»»

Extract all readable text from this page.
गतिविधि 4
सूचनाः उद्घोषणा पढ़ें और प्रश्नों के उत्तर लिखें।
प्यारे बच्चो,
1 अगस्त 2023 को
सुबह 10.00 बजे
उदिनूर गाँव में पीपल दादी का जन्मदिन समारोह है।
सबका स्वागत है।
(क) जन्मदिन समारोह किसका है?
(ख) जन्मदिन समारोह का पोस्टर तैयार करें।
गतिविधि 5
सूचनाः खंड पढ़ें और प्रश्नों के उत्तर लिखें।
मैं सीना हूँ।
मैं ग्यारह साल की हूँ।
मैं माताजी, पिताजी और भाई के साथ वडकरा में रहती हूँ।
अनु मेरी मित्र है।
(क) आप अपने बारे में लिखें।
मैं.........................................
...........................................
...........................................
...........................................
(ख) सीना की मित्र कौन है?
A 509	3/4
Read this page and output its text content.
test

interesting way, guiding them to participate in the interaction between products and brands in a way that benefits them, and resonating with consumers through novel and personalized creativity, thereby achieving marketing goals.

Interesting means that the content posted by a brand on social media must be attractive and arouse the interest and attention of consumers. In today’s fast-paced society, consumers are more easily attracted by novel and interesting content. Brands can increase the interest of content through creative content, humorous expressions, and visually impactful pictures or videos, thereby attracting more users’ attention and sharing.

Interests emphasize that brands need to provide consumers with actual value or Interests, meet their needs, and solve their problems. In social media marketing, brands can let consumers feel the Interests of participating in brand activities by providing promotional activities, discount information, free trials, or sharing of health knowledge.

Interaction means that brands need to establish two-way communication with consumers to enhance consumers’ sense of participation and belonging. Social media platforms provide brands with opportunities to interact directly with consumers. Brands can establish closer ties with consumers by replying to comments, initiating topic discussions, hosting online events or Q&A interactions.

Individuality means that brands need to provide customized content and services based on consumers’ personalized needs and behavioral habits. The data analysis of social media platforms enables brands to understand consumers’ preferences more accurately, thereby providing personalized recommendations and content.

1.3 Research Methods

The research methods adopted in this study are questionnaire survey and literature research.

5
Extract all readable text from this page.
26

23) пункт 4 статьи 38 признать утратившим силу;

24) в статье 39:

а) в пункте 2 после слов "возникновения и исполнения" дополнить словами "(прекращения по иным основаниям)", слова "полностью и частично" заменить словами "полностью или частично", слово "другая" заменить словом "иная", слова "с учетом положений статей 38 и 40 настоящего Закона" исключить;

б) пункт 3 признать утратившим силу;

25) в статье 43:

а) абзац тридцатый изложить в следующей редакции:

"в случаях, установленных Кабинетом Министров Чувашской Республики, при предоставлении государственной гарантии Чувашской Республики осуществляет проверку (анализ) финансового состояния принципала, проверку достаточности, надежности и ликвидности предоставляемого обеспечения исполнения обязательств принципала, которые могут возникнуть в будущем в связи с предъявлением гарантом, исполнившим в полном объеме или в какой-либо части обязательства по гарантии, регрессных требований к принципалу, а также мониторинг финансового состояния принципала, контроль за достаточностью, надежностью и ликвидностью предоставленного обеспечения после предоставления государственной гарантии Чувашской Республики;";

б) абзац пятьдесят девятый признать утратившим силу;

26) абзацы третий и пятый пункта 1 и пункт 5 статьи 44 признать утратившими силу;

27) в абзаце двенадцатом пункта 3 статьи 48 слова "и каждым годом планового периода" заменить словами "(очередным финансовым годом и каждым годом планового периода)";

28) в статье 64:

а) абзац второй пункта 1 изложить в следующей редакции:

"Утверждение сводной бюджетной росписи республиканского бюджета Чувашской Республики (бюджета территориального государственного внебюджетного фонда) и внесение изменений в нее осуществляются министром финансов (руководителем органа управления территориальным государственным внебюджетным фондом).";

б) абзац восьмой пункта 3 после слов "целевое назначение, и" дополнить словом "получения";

««

#### Problem description:
The lines above should be duplicated exactly.

#### Solution to this task:
Extract all readable text from this page.
गतिविधि 4
सूचनाः उद्घोषणा पढ़ें और प्रश्नों के उत्तर लिखें।
प्यारे बच्चो,
1 अगस्त 2023 को
सुबह 10.00 बजे
उदिनूर गाँव में पीपल दादी का जन्मदिन समारोह है।
सबका स्वागत है।
(क) जन्मदिन समारोह किसका है?
(ख) जन्मदिन समारोह का पोस्टर तैयार करें।
गतिविधि 5
सूचनाः खंड पढ़ें और प्रश्नों के उत्तर लिखें।
मैं सीना हूँ।
मैं ग्यारह साल की हूँ।
मैं माताजी, पिताजी और भाई के साथ वडकरा में रहती हूँ।
अनु मेरी मित्र है।
(क) आप अपने बारे में लिखें।
मैं.........................................
...........................................
...........................................
...........................................
(ख) सीना की मित्र कौन है?
A 509	3/4
Read this page and output its text content.
test

interesting way, guiding them to participate in the interaction between products and brands in a way that benefits them, and resonating with consumers through novel and personalized creativity, thereby achieving marketing goals.

Interesting means that the content posted by a brand on social media must be attractive and arouse the interest and attention of consumers. In today’s fast-paced society, consumers are more easily attracted by novel and interesting content. Brands can increase the interest of content through creative content, humorous expressions, and visually impactful pictures or videos, thereby attracting more users’ attention and sharing.

Interests emphasize that brands need to provide consumers with actual value or Interests, meet their needs, and solve their problems. In social media marketing, brands can let consumers feel the Interests of participating in brand activities by providing promotional activities, discount information, free trials, or sharing of health knowledge.

Interaction means that brands need to establish two-way communication with consumers to enhance consumers’ sense of participation and belonging. Social media platforms provide brands with opportunities to interact directly with consumers. Brands can establish closer ties with consumers by replying to comments, initiating topic discussions, hosting online events or Q&A interactions.

Individuality means that brands need to provide customized content and services based on consumers’ personalized needs and behavioral habits. The data analysis of social media platforms enables brands to understand consumers’ preferences more accurately, thereby providing personalized recommendations and content.

1.3 Research Methods

The research methods adopted in this study are questionnaire survey and literature research.

5
Extract all readable text from this page.
26

23) пункт 4 статьи 38 признать утратившим силу;

24) в статье 39:

а) в пункте 2 после слов "возникновения и исполнения" дополнить словами "(прекращения по иным основаниям)", слова "полностью и частично" заменить словами "полностью или частично", слово "другая" заменить словом "иная", слова "с учетом положений статей 38 и 40 настоящего Закона" исключить;

б) пункт 3 признать утратившим силу;

25) в статье 43:

а) абзац тридцатый изложить в следующей редакции:

"в случаях, установленных Кабинетом Министров Чувашской Республики, при предоставлении государственной гарантии Чувашской Республики осуществляет проверку (анализ) финансового состояния принципала, проверку достаточности, надежности и ликвидности предоставляемого обеспечения исполнения обязательств принципала, которые могут возникнуть в будущем в связи с предъявлением гарантом, исполнившим в полном объеме или в какой-либо части обязательства по гарантии, регрессных требований к принципалу, а также мониторинг финансового состояния принципала, контроль за достаточностью, надежностью и ликвидностью предоставленного обеспечения после предоставления государственной гарантии Чувашской Республики;";

б) абзац пятьдесят девятый признать утратившим силу;

26) абзацы третий и пятый пункта 1 и пункт 5 статьи 44 признать утратившими силу;

27) в абзаце двенадцатом пункта 3 статьи 48 слова "и каждым годом планового периода" заменить словами "(очередным финансовым годом и каждым годом планового периода)";

28) в статье 64:

а) абзац второй пункта 1 изложить в следующей редакции:

"Утверждение сводной бюджетной росписи республиканского бюджета Чувашской Республики (бюджета территориального государственного внебюджетного фонда) и внесение изменений в нее осуществляются министром финансов (руководителем органа управления территориальным государственным внебюджетным фондом).";

б) абзац восьмой пункта 3 после слов "целевое назначение, и" дополнить словом "получения";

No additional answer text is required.